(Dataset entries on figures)
* * *
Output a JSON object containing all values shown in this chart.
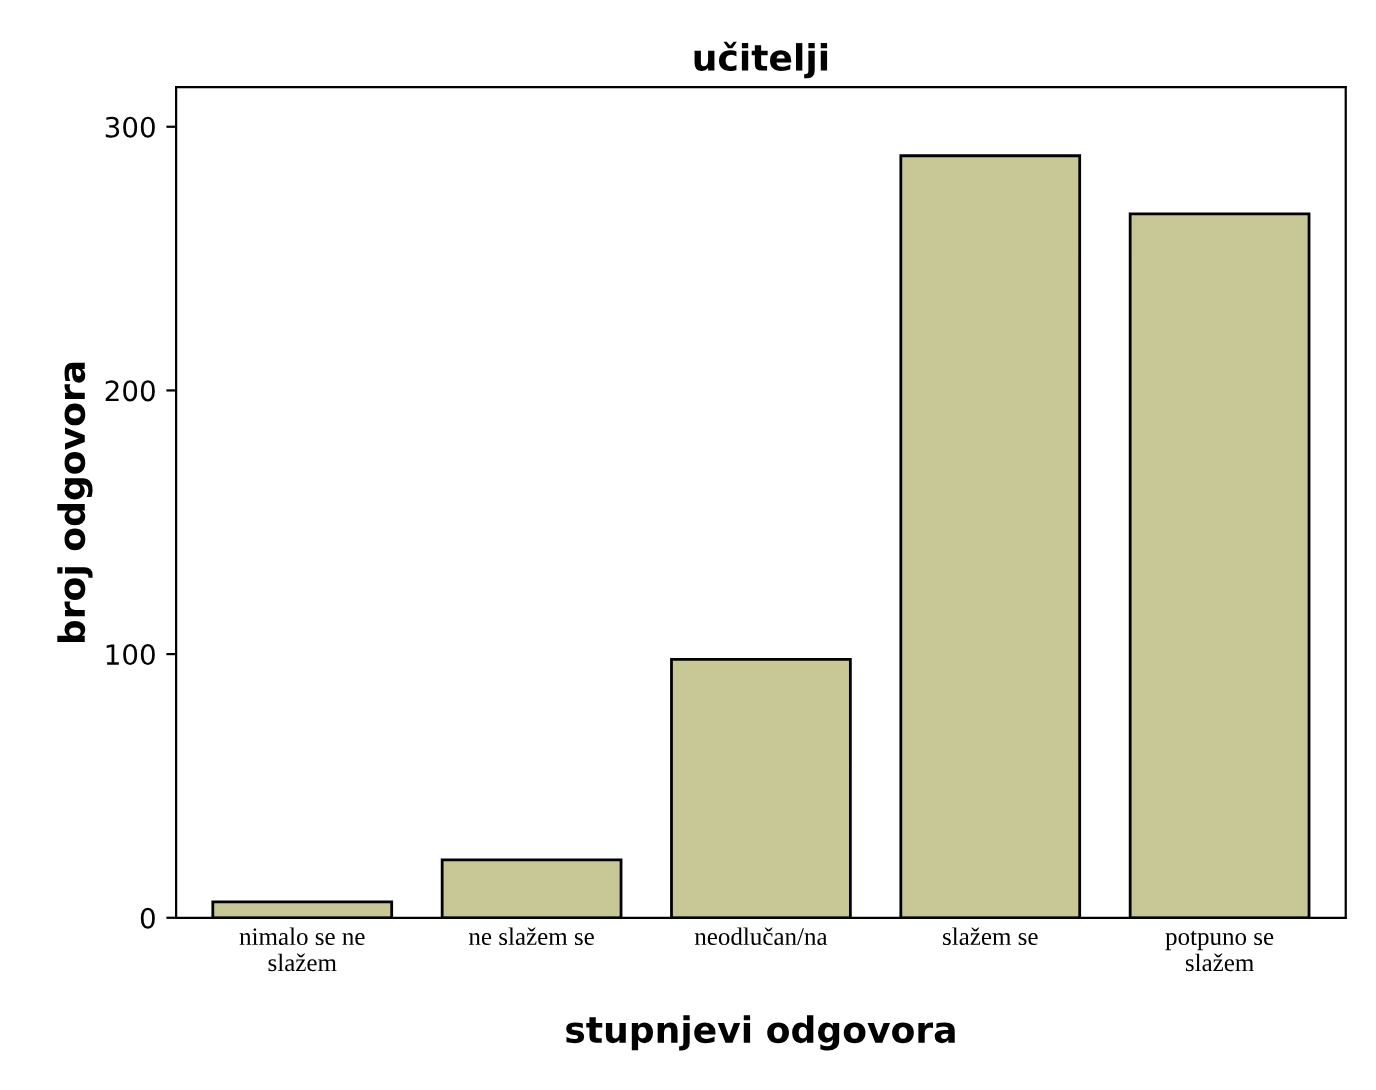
{
  "chart_data": {
    "type": "bar",
    "title": "učitelji",
    "xlabel": "stupnjevi odgovora",
    "ylabel": "broj odgovora",
    "categories": [
      "nimalo se ne\nslažem",
      "ne slažem se",
      "neodlučan/na",
      "slažem se",
      "potpuno se\nslažem"
    ],
    "values": [
      6,
      22,
      98,
      289,
      267
    ],
    "color": "#c8c896",
    "ylim": [
      0,
      315
    ],
    "yticks": [
      0,
      100,
      200,
      300
    ],
    "grid": false
  }
}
* * *
Task:
Transcribe the full listing above exactly as it stands, minus the pictures.

Answer to the problem:
Output a JSON object containing all values shown in this chart.
{
  "chart_data": {
    "type": "bar",
    "title": "učitelji",
    "xlabel": "stupnjevi odgovora",
    "ylabel": "broj odgovora",
    "categories": [
      "nimalo se ne\nslažem",
      "ne slažem se",
      "neodlučan/na",
      "slažem se",
      "potpuno se\nslažem"
    ],
    "values": [
      6,
      22,
      98,
      289,
      267
    ],
    "color": "#c8c896",
    "ylim": [
      0,
      315
    ],
    "yticks": [
      0,
      100,
      200,
      300
    ],
    "grid": false
  }
}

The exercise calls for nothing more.